:: ФРАГМЕНТ ТЕКСТА ::
________________

Как видим, образ власти выглядит весьма диверсифицированным. Налицо серьезное расхождение когнитивных (доверие), эмоциональных (симпатия) и поведенческих (готовность голосовать) компонентов установки на власть, образ которой в ее персонифицированном виде предстает как противоречивый, невнятный и серьезно препятствует поддержке этой власти со стороны рядовых граждан.

Как изменился персонифицированный образ власти к 2000 году? Присмотримся к списку политиков, которые вызывают доверие, симпатию и, что особенно важно для данной темы, — оказывают влияние. В нем появилось немало новых лиц. Вне конкуренции В.В. Путин. Из 241 человека его упомянули 193. После Путина вторым политиком, заслужившим массовое доверие, является политик по имени «Никто». Ему «доверяет» более трети всех опрошенных. Следом за ним с большим отрывом идут на равных Березовский и Явлинский. Затем — Чубайс и Зюганов, Лужков и Касьянов, Волошин, Примаков, Хакамада, Кириенко, Немцов, Селезнев, Шойгу и Вяхирев. Остальные публичные политики: спикеры обеих палат парламента, лидеры фракций, руководители партий всплывают по одному-два раза.

________________

:: ИСХОДНЫЕ ДАННЫЕ ::
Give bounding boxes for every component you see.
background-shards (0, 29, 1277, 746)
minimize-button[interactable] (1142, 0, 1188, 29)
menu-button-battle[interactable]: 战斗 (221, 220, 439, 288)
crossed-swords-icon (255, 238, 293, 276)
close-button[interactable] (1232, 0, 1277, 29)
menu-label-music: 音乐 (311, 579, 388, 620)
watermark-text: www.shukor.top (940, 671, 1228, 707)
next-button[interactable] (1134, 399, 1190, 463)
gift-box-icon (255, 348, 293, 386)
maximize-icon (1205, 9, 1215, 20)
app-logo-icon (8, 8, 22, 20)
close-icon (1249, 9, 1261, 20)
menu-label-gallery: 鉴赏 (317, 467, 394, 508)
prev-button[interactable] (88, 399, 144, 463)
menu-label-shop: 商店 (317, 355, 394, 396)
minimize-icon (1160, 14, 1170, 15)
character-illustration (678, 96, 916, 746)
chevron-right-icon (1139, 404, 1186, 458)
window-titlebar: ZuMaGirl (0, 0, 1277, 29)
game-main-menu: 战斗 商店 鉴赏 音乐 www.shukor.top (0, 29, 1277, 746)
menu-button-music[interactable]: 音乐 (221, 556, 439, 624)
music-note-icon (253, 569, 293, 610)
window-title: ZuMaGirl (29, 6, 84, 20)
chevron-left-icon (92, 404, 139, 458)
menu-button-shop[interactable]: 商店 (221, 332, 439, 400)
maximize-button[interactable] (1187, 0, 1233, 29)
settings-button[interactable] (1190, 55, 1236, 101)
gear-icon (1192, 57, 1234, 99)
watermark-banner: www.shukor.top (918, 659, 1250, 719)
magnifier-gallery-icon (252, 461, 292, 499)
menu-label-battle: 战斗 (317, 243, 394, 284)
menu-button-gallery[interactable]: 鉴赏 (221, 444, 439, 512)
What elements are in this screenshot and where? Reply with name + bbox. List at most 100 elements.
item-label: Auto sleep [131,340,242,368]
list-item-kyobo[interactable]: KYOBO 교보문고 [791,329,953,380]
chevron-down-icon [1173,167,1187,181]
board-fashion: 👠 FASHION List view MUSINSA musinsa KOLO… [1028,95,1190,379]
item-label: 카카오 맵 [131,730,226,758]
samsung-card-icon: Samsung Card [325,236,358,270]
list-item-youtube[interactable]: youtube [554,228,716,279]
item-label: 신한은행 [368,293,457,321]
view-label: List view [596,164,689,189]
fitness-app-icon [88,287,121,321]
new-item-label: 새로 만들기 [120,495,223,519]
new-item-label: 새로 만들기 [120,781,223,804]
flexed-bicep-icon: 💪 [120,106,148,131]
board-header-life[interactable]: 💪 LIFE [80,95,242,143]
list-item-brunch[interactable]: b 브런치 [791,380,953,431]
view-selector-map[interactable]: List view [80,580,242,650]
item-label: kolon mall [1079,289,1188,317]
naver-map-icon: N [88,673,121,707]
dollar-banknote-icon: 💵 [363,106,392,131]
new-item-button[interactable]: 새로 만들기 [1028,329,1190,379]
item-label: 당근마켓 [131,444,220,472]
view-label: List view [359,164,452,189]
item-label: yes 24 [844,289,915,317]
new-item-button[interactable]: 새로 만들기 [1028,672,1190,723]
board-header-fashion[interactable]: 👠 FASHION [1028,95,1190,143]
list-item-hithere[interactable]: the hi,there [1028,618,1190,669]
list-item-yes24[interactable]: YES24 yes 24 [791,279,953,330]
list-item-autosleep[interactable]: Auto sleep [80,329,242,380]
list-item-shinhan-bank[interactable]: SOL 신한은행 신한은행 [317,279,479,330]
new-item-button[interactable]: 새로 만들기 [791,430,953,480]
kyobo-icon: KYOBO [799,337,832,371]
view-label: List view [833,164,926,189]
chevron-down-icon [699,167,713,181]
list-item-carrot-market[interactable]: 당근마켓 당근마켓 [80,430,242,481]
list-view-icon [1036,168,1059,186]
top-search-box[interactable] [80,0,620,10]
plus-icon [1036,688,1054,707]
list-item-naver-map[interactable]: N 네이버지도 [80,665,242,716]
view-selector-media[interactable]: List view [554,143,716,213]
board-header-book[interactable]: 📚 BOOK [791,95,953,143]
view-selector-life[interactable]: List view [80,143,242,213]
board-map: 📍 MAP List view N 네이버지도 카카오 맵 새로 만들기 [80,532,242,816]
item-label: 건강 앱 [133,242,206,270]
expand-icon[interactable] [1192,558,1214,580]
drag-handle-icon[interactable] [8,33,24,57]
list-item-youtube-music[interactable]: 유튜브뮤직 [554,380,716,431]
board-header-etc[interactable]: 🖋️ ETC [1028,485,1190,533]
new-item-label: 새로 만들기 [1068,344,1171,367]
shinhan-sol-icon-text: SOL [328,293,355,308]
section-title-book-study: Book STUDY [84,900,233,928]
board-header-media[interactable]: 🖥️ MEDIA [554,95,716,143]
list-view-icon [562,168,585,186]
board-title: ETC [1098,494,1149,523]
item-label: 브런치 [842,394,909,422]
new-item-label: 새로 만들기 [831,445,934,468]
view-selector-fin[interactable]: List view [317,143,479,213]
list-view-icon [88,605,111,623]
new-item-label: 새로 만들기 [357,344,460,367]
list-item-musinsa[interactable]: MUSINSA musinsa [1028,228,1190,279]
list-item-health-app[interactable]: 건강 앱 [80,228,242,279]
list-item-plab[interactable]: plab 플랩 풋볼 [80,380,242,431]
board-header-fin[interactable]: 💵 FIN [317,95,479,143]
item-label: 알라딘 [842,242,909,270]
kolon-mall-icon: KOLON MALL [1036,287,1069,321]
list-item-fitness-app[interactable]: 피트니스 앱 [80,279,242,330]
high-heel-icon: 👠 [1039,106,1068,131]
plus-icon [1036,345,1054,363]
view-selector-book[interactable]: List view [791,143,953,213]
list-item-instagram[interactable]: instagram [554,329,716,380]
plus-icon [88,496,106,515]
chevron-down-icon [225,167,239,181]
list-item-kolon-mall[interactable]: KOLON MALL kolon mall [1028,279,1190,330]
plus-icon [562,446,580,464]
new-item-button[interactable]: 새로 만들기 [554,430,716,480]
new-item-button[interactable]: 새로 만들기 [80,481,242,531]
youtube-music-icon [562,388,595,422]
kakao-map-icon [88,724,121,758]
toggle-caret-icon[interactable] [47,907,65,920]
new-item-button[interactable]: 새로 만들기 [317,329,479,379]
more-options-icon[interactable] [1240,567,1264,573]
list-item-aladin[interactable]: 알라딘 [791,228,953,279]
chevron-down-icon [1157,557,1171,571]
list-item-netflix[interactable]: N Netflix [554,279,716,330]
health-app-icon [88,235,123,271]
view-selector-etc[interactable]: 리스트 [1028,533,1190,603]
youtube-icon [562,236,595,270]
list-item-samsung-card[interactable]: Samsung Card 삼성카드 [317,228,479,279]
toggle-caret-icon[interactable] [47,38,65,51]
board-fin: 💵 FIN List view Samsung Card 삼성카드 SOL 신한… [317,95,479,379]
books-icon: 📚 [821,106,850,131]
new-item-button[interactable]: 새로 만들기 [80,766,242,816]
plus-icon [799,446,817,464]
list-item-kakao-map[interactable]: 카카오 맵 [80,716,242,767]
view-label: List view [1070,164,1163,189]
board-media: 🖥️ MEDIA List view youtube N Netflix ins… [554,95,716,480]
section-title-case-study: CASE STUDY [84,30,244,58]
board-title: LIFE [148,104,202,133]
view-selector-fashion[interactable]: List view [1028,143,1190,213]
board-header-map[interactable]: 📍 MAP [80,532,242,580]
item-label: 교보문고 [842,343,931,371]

________________

:: ЧТО СДЕЛАТЬ ::
1. Какие компоненты установки на власть называются во фрагменте? Перечислите их все вместе с тем, что указано при каждом в скобках.
2. Перепишите без изменений ту часть фрагмента, которая открывается словами «Как видим, образ» и завершается словами «стороны рядовых граждан.».
Листинг не имеет никакого отношения к фрагменту текста.

:: РЕЗУЛЬТАТЫ ВЫПОЛНЕНИЯ ::
1. Когнитивный (доверие), эмоциональный (симпатия), поведенческий (готовность голосовать).

2.
Как видим, образ власти выглядит весьма диверсифицированным. Налицо серьезное расхождение когнитивных (доверие), эмоциональных (симпатия) и поведенческих (готовность голосовать) компонентов установки на власть, образ которой в ее персонифицированном виде предстает как противоречивый, невнятный и серьезно препятствует поддержке этой власти со стороны рядовых граждан.